Start of Input records

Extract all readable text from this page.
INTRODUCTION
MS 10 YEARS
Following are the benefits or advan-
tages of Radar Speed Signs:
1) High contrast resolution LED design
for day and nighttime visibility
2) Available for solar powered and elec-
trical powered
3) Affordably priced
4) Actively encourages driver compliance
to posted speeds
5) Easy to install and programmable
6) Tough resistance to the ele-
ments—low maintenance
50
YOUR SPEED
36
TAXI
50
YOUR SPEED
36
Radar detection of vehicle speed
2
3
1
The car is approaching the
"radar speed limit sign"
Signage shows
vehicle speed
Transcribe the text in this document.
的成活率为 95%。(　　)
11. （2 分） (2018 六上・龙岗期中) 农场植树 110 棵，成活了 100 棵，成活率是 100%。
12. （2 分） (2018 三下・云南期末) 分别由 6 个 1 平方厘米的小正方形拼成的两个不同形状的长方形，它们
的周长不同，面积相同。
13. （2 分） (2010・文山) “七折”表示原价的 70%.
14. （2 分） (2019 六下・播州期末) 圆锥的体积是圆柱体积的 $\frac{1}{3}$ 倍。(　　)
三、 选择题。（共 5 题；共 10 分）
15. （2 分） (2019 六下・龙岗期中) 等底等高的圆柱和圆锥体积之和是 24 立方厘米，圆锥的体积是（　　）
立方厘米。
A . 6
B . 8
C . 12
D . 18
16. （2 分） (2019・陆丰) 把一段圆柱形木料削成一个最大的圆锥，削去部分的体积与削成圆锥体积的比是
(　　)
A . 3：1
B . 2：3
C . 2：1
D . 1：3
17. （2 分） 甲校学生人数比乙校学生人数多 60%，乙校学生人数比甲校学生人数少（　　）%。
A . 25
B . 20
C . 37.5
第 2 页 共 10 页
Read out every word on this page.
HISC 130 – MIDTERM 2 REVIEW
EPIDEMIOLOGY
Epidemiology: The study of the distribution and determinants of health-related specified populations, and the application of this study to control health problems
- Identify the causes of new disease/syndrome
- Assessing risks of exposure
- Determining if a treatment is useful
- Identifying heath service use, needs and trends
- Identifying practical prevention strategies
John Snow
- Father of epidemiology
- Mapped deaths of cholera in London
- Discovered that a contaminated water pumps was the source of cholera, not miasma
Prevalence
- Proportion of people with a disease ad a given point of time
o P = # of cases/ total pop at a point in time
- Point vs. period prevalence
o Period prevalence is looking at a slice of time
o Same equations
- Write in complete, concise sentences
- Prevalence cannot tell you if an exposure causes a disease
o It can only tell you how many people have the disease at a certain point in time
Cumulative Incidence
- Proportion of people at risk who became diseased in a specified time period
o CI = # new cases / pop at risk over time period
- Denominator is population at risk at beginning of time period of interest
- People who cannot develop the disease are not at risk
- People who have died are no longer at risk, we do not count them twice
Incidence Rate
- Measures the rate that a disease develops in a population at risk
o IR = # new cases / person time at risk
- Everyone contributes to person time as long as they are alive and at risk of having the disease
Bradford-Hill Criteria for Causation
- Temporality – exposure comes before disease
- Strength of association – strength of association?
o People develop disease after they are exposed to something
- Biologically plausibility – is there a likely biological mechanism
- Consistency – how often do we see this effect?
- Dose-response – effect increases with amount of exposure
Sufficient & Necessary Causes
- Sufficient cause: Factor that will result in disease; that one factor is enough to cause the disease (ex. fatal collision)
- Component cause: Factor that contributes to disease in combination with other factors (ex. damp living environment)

End of Input records

_Exercise objective_. Identify the lines that contain the string "this", and copy every one of them.

_Right answer_.
Extract all readable text from this page.
Transcribe the text in this document.
Read out every word on this page.
Epidemiology: The study of the distribution and determinants of health-related specified populations, and the application of this study to control health problems
- Consistency – how often do we see this effect?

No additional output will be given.